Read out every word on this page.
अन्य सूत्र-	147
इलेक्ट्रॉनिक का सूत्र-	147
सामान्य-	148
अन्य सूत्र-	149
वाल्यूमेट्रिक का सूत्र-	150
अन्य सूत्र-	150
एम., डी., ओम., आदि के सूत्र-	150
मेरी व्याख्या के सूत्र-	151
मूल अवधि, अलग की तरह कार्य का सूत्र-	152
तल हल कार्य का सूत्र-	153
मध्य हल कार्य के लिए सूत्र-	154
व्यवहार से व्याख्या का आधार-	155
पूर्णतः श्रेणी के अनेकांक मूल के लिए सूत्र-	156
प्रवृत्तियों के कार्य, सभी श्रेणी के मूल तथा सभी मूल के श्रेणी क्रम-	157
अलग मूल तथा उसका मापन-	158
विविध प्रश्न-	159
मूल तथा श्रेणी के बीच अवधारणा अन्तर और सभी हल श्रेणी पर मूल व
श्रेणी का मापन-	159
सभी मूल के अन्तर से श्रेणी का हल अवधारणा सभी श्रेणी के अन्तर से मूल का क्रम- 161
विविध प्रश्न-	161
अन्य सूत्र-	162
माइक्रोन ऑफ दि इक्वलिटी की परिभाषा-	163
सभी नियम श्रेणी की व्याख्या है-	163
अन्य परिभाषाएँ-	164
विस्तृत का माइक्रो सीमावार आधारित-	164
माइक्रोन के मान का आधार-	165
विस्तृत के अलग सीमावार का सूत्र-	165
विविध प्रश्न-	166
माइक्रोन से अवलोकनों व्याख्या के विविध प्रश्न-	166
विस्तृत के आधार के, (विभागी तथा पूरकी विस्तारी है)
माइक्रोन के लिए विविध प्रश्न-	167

____

* Given problem: Please restate the data word for word, every record included.

* Finished exercise:
Read out every word on this page.
अन्य सूत्र-	147
इलेक्ट्रॉनिक का सूत्र-	147
सामान्य-	148
अन्य सूत्र-	149
वाल्यूमेट्रिक का सूत्र-	150
अन्य सूत्र-	150
एम., डी., ओम., आदि के सूत्र-	150
मेरी व्याख्या के सूत्र-	151
मूल अवधि, अलग की तरह कार्य का सूत्र-	152
तल हल कार्य का सूत्र-	153
मध्य हल कार्य के लिए सूत्र-	154
व्यवहार से व्याख्या का आधार-	155
पूर्णतः श्रेणी के अनेकांक मूल के लिए सूत्र-	156
प्रवृत्तियों के कार्य, सभी श्रेणी के मूल तथा सभी मूल के श्रेणी क्रम-	157
अलग मूल तथा उसका मापन-	158
विविध प्रश्न-	159
मूल तथा श्रेणी के बीच अवधारणा अन्तर और सभी हल श्रेणी पर मूल व
श्रेणी का मापन-	159
सभी मूल के अन्तर से श्रेणी का हल अवधारणा सभी श्रेणी के अन्तर से मूल का क्रम- 161
विविध प्रश्न-	161
अन्य सूत्र-	162
माइक्रोन ऑफ दि इक्वलिटी की परिभाषा-	163
सभी नियम श्रेणी की व्याख्या है-	163
अन्य परिभाषाएँ-	164
विस्तृत का माइक्रो सीमावार आधारित-	164
माइक्रोन के मान का आधार-	165
विस्तृत के अलग सीमावार का सूत्र-	165
विविध प्रश्न-	166
माइक्रोन से अवलोकनों व्याख्या के विविध प्रश्न-	166
विस्तृत के आधार के, (विभागी तथा पूरकी विस्तारी है)
माइक्रोन के लिए विविध प्रश्न-	167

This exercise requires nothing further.